__Written exercise__: Could you reproduce, word for word, the stretch of the listing from its first line through the line containing "heat-blob [83,331,114,350]", both ends included and nothing else?

--*--

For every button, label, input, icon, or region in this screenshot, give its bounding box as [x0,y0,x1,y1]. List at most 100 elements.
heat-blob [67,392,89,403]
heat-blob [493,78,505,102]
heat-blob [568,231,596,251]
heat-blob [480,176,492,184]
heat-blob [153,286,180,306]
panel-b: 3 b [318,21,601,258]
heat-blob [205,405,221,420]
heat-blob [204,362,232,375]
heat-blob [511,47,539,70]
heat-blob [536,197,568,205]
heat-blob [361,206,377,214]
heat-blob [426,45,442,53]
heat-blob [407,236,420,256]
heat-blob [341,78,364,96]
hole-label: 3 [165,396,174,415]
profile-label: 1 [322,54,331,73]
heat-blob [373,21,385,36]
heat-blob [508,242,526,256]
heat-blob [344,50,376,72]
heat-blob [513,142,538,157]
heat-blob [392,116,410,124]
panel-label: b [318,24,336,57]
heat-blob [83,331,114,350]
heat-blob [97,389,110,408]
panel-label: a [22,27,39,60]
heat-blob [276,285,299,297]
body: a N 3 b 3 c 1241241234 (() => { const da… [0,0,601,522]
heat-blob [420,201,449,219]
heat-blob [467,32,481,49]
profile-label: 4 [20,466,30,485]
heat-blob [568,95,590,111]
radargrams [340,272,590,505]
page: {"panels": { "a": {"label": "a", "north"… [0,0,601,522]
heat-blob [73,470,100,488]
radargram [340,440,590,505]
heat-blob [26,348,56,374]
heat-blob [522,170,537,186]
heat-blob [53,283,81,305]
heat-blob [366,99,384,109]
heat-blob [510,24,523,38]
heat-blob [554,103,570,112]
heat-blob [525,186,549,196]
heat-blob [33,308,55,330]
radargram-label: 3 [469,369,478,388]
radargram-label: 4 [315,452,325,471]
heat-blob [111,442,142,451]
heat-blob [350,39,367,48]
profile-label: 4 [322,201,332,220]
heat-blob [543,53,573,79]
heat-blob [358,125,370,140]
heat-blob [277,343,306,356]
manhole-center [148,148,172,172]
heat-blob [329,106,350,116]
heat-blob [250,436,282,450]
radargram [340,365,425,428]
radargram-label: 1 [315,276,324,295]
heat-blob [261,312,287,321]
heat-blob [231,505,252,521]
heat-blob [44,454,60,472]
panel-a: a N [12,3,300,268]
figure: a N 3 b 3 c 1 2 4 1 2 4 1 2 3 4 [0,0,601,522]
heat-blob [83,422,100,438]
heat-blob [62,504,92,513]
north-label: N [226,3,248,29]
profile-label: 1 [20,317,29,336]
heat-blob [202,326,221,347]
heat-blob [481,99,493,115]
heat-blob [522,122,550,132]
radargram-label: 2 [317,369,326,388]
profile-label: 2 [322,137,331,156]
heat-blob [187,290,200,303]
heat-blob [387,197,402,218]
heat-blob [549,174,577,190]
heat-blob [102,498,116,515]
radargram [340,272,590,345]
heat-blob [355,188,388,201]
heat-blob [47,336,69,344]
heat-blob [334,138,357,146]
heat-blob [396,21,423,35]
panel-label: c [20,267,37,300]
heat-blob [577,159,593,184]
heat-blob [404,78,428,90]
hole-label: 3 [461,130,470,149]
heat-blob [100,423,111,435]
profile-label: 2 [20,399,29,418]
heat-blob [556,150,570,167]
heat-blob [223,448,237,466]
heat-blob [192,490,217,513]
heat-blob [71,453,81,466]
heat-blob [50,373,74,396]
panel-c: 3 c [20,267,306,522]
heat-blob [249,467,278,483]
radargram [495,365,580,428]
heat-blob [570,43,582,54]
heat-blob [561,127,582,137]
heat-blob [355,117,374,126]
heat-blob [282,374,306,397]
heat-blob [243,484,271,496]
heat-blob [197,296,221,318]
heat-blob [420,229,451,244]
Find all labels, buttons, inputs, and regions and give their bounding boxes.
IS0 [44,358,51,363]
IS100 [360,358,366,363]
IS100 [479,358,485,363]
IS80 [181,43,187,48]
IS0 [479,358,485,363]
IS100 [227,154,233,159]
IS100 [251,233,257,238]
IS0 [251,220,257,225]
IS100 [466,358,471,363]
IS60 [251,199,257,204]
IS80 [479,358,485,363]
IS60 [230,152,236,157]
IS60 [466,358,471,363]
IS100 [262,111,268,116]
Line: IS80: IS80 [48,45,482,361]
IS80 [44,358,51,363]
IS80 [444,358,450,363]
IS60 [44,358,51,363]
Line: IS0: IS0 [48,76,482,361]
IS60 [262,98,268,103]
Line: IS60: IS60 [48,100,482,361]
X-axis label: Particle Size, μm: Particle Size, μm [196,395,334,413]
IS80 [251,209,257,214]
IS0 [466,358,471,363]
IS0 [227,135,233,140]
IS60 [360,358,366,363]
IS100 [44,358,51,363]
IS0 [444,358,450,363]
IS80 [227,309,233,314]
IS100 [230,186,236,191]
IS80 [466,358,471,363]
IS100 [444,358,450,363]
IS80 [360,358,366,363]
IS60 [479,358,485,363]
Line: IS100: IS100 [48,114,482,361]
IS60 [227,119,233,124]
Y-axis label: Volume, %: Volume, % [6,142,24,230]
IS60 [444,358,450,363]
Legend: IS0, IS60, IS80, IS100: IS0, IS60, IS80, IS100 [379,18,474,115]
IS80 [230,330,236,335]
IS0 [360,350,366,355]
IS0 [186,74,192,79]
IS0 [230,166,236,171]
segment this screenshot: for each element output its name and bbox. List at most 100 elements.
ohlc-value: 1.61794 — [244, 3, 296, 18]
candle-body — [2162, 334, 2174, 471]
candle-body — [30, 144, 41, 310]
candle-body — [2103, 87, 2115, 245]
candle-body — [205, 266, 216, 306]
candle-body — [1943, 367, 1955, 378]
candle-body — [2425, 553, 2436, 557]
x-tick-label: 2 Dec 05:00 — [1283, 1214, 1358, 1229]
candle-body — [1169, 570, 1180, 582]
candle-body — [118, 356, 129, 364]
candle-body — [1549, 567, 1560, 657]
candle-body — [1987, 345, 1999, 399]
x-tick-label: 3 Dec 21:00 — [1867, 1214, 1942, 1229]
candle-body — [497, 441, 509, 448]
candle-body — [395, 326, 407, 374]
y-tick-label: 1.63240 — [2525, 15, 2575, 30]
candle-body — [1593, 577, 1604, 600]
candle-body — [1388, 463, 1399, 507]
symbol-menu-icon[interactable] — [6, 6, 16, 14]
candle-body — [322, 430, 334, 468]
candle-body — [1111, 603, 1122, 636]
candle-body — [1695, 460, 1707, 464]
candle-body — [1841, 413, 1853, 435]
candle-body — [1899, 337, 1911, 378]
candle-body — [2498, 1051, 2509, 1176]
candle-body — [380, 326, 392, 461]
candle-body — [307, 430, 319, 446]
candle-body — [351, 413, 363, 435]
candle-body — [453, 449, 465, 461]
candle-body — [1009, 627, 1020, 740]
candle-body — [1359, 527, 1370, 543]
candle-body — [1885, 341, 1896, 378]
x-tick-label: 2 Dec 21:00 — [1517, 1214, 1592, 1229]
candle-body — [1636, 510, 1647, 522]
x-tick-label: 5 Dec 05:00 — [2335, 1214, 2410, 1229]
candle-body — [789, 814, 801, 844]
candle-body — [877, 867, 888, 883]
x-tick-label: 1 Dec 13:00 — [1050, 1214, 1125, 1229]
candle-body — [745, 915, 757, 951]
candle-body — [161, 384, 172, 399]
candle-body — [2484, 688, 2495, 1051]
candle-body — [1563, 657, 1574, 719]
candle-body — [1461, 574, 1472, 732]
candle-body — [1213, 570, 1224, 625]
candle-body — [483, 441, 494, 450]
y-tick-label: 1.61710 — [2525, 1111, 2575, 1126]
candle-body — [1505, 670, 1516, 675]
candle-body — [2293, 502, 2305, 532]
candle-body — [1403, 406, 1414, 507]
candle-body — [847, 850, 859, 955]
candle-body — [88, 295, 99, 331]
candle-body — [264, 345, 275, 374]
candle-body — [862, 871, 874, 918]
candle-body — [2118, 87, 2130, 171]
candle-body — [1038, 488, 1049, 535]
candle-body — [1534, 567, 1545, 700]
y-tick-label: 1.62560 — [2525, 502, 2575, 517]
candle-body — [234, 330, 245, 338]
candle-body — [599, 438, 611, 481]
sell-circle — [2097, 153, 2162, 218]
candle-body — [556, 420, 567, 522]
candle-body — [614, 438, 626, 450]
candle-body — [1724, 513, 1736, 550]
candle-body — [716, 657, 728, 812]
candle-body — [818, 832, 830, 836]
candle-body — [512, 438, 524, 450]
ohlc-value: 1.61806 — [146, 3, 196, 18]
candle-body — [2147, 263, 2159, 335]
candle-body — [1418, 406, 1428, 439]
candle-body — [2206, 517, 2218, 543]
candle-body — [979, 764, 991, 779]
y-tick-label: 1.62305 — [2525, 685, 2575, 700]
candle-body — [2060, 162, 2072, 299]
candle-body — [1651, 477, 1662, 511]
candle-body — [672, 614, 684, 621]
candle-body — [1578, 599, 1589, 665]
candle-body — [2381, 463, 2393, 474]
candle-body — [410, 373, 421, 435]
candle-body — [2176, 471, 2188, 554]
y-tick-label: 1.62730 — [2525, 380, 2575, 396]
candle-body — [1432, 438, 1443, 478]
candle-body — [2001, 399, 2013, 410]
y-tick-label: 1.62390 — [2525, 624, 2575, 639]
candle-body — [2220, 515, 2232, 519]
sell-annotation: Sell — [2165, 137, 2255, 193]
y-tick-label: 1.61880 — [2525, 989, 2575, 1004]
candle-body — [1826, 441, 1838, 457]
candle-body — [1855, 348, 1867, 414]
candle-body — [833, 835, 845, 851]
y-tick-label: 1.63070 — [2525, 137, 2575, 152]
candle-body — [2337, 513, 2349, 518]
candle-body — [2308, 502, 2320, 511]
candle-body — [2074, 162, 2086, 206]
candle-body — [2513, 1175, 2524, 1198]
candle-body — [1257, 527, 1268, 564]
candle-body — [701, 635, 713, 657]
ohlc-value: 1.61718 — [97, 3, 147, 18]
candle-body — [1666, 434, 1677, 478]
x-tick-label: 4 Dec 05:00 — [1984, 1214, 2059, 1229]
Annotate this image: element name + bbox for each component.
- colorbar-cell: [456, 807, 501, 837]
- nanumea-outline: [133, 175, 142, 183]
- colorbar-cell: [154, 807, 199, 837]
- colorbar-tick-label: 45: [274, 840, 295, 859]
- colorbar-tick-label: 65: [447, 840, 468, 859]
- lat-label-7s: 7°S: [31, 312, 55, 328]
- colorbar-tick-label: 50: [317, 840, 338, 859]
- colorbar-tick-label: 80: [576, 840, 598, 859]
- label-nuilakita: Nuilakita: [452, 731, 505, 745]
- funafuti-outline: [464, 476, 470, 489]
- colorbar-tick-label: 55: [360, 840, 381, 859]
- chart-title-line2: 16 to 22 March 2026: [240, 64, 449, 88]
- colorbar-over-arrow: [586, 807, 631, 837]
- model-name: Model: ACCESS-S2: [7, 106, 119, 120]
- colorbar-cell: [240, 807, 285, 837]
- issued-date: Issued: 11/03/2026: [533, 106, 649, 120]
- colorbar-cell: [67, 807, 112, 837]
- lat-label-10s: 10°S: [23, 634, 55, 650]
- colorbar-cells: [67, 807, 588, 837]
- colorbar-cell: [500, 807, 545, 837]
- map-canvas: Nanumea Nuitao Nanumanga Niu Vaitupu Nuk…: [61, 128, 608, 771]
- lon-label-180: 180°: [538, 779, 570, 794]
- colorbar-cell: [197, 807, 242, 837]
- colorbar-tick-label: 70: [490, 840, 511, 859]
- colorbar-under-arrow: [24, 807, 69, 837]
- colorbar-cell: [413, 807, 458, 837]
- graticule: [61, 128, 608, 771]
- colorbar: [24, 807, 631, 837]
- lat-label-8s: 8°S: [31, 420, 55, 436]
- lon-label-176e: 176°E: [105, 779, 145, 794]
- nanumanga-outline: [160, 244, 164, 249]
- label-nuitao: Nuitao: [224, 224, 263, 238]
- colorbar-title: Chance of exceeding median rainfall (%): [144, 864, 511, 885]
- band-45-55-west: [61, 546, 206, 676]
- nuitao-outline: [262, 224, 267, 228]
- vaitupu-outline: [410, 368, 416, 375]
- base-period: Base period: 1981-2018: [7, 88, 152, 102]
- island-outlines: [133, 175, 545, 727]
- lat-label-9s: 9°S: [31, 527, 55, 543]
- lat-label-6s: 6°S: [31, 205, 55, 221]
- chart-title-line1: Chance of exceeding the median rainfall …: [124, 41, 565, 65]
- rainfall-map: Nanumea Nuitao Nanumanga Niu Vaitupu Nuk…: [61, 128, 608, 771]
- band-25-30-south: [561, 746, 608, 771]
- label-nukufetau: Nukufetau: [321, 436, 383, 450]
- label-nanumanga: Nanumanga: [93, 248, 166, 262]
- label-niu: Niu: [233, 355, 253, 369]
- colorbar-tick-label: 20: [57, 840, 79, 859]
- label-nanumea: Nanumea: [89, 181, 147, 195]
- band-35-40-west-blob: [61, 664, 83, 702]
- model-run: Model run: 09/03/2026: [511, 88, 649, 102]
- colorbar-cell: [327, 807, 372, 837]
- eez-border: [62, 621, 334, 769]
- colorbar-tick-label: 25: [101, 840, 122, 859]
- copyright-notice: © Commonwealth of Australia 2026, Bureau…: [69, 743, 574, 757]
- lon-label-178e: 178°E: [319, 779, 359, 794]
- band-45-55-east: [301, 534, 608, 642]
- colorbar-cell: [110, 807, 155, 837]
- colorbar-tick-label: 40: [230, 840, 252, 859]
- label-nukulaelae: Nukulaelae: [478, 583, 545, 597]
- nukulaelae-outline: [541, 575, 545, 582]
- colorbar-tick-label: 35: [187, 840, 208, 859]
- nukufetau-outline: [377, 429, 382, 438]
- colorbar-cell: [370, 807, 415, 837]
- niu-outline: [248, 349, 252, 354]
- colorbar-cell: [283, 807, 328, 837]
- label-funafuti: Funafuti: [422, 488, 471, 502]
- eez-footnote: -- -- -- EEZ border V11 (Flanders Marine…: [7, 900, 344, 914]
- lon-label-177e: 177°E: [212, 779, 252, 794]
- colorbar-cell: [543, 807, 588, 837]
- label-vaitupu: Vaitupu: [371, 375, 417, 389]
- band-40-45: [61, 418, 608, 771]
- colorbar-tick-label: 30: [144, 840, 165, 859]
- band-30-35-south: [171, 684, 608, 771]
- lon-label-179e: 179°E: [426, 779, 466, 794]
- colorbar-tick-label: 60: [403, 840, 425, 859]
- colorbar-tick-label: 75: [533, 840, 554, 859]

--*--

__Answer to this exercise__:
For every button, label, input, icon, or region in this screenshot, give its bounding box as [x0,y0,x1,y1]. List at most 100 elements.
heat-blob [67,392,89,403]
heat-blob [493,78,505,102]
heat-blob [568,231,596,251]
heat-blob [480,176,492,184]
heat-blob [153,286,180,306]
panel-b: 3 b [318,21,601,258]
heat-blob [205,405,221,420]
heat-blob [204,362,232,375]
heat-blob [511,47,539,70]
heat-blob [536,197,568,205]
heat-blob [361,206,377,214]
heat-blob [426,45,442,53]
heat-blob [407,236,420,256]
heat-blob [341,78,364,96]
hole-label: 3 [165,396,174,415]
profile-label: 1 [322,54,331,73]
heat-blob [373,21,385,36]
heat-blob [508,242,526,256]
heat-blob [344,50,376,72]
heat-blob [513,142,538,157]
heat-blob [392,116,410,124]
panel-label: b [318,24,336,57]
heat-blob [83,331,114,350]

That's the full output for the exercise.